_WHAT IS BEING ASKED_: Extract the lines of the listing verbatim, beginning at the line that contains "y-tick-label: -10 bbox=[193, 603, 241, 640]" and stopping after the line that contains "right-y-tick-label: 240 bbox=[1749, 429, 1804, 466]".
-------------------------
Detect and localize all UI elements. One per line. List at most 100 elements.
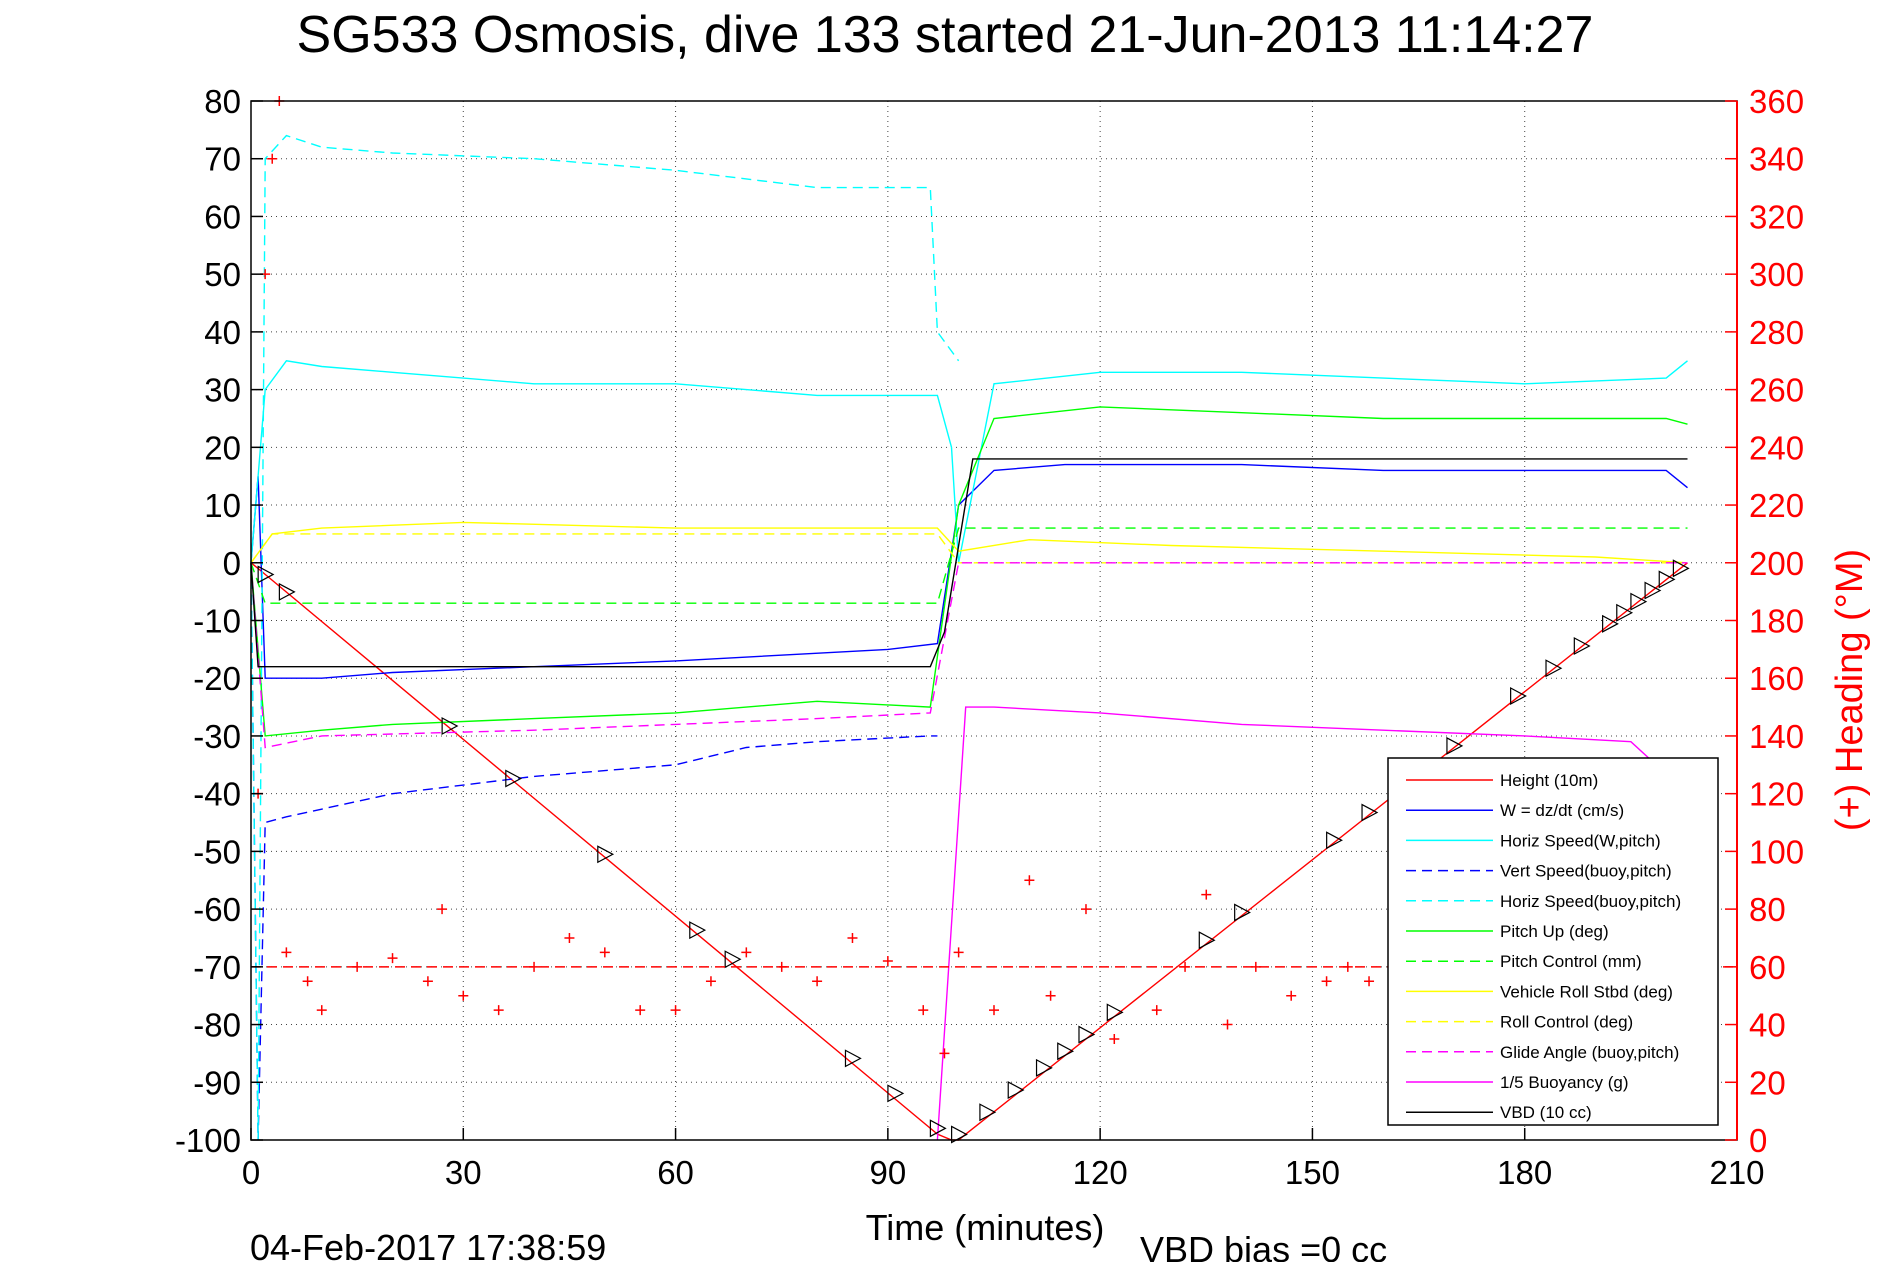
y-tick-label: -10 bbox=[193, 603, 241, 640]
height-marker bbox=[1057, 1042, 1075, 1061]
legend-label: 1/5 Buoyancy (g) bbox=[1500, 1073, 1629, 1092]
y-tick-label: 10 bbox=[204, 487, 241, 524]
heading-point bbox=[953, 947, 964, 958]
heading-point bbox=[281, 947, 292, 958]
legend-label: VBD (10 cc) bbox=[1500, 1103, 1592, 1122]
series-line bbox=[250, 533, 1688, 564]
height-marker bbox=[979, 1103, 997, 1122]
heading-point bbox=[316, 1005, 327, 1016]
right-y-tick-label: 280 bbox=[1749, 314, 1804, 351]
heading-point bbox=[422, 976, 433, 987]
height-marker bbox=[257, 565, 275, 584]
legend-label: Height (10m) bbox=[1500, 771, 1598, 790]
height-marker bbox=[278, 582, 296, 601]
height-marker bbox=[724, 950, 742, 969]
x-tick-label: 210 bbox=[1709, 1154, 1764, 1191]
chart-title: SG533 Osmosis, dive 133 started 21-Jun-2… bbox=[297, 6, 1594, 64]
x-tick-label: 180 bbox=[1497, 1154, 1552, 1191]
heading-point bbox=[1250, 961, 1261, 972]
x-axis-label: Time (minutes) bbox=[866, 1207, 1105, 1248]
height-marker bbox=[1630, 592, 1648, 611]
height-marker bbox=[1078, 1025, 1096, 1044]
legend-box bbox=[1387, 757, 1719, 1126]
right-y-tick-label: 240 bbox=[1749, 429, 1804, 466]
y-tick-label: -20 bbox=[193, 660, 241, 697]
series-line bbox=[250, 562, 1688, 749]
heading-point bbox=[1109, 1033, 1120, 1044]
y-tick-label: -40 bbox=[193, 776, 241, 813]
height-marker bbox=[1326, 831, 1343, 850]
x-tick-label: 90 bbox=[869, 1154, 906, 1191]
heading-point bbox=[1045, 990, 1056, 1001]
height-marker bbox=[1658, 570, 1676, 589]
height-marker bbox=[1573, 637, 1591, 656]
legend-label: Pitch Up (deg) bbox=[1500, 922, 1609, 941]
right-y-tick-label: 260 bbox=[1749, 372, 1804, 409]
right-y-tick-label: 0 bbox=[1749, 1122, 1767, 1159]
right-y-tick-label: 180 bbox=[1749, 603, 1804, 640]
right-y-tick-label: 60 bbox=[1749, 949, 1786, 986]
heading-point bbox=[387, 953, 398, 964]
heading-point bbox=[1342, 961, 1353, 972]
right-y-tick-label: 140 bbox=[1749, 718, 1804, 755]
series-line bbox=[250, 134, 960, 1141]
heading-point bbox=[1201, 889, 1212, 900]
height-marker bbox=[1602, 614, 1619, 633]
height-marker bbox=[1035, 1058, 1053, 1077]
y-tick-label: -50 bbox=[193, 833, 241, 870]
right-y-tick-label: 360 bbox=[1749, 83, 1804, 120]
heading-point bbox=[1364, 976, 1375, 987]
series-line bbox=[250, 463, 1688, 679]
heading-point bbox=[529, 961, 540, 972]
legend: Height (10m) W = dz/dt (cm/s) Horiz Speed(… bbox=[1387, 757, 1719, 1126]
right-y-tick-label: 120 bbox=[1749, 776, 1804, 813]
heading-point bbox=[1151, 1005, 1162, 1016]
heading-point bbox=[741, 947, 752, 958]
heading-point bbox=[1286, 990, 1297, 1001]
y-tick-label: 40 bbox=[204, 314, 241, 351]
y-tick-label: 0 bbox=[223, 545, 241, 582]
height-marker bbox=[1545, 659, 1563, 678]
y-tick-label: -30 bbox=[193, 718, 241, 755]
height-marker bbox=[441, 717, 459, 736]
legend-label: Pitch Control (mm) bbox=[1500, 952, 1642, 971]
heading-point bbox=[882, 956, 893, 967]
height-marker bbox=[597, 845, 615, 864]
y-tick-label: 70 bbox=[204, 141, 241, 178]
y-tick-label: -60 bbox=[193, 891, 241, 928]
y-tick-label: 20 bbox=[204, 429, 241, 466]
height-marker bbox=[1234, 903, 1251, 922]
x-tick-label: 30 bbox=[445, 1154, 482, 1191]
heading-point bbox=[635, 1005, 646, 1016]
y-tick-label: -90 bbox=[193, 1064, 241, 1101]
height-marker bbox=[1510, 686, 1527, 705]
series-line bbox=[936, 706, 1688, 1141]
heading-point bbox=[670, 1005, 681, 1016]
height-marker bbox=[951, 1125, 968, 1144]
right-y-tick-label: 100 bbox=[1749, 833, 1804, 870]
heading-point bbox=[302, 976, 313, 987]
right-axis-label: (+) Heading (°M) bbox=[1829, 549, 1871, 831]
height-marker bbox=[1361, 803, 1379, 822]
x-tick-label: 0 bbox=[242, 1154, 260, 1191]
y-tick-label: -80 bbox=[193, 1007, 241, 1044]
x-tick-label: 60 bbox=[657, 1154, 694, 1191]
series-line bbox=[250, 406, 1688, 737]
series-line bbox=[250, 562, 938, 1141]
heading-point bbox=[705, 976, 716, 987]
right-y-tick-label: 320 bbox=[1749, 198, 1804, 235]
legend-label: Vehicle Roll Stbd (deg) bbox=[1500, 982, 1673, 1001]
heading-point bbox=[1024, 875, 1035, 886]
heading-point bbox=[458, 990, 469, 1001]
heading-point bbox=[437, 904, 448, 915]
heading-point bbox=[1321, 976, 1332, 987]
series-line bbox=[250, 458, 1688, 668]
heading-point bbox=[267, 153, 278, 164]
plot-area bbox=[250, 96, 1737, 1144]
height-marker bbox=[1616, 603, 1634, 622]
right-y-tick-label: 200 bbox=[1749, 545, 1804, 582]
series-line bbox=[250, 360, 1688, 563]
height-marker bbox=[1106, 1003, 1124, 1022]
x-tick-label: 120 bbox=[1073, 1154, 1128, 1191]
-------------------------
_ANSWER_:
y-tick-label: -10 bbox=[193, 603, 241, 640]
height-marker bbox=[1057, 1042, 1075, 1061]
legend-label: 1/5 Buoyancy (g) bbox=[1500, 1073, 1629, 1092]
y-tick-label: 10 bbox=[204, 487, 241, 524]
heading-point bbox=[953, 947, 964, 958]
heading-point bbox=[281, 947, 292, 958]
legend-label: VBD (10 cc) bbox=[1500, 1103, 1592, 1122]
series-line bbox=[250, 533, 1688, 564]
height-marker bbox=[979, 1103, 997, 1122]
heading-point bbox=[316, 1005, 327, 1016]
right-y-tick-label: 280 bbox=[1749, 314, 1804, 351]
heading-point bbox=[422, 976, 433, 987]
height-marker bbox=[257, 565, 275, 584]
legend-label: Height (10m) bbox=[1500, 771, 1598, 790]
height-marker bbox=[278, 582, 296, 601]
height-marker bbox=[724, 950, 742, 969]
x-tick-label: 210 bbox=[1709, 1154, 1764, 1191]
chart-title: SG533 Osmosis, dive 133 started 21-Jun-2… bbox=[297, 6, 1594, 64]
x-tick-label: 180 bbox=[1497, 1154, 1552, 1191]
heading-point bbox=[1250, 961, 1261, 972]
x-axis-label: Time (minutes) bbox=[866, 1207, 1105, 1248]
height-marker bbox=[1630, 592, 1648, 611]
height-marker bbox=[1078, 1025, 1096, 1044]
legend-box bbox=[1387, 757, 1719, 1126]
right-y-tick-label: 240 bbox=[1749, 429, 1804, 466]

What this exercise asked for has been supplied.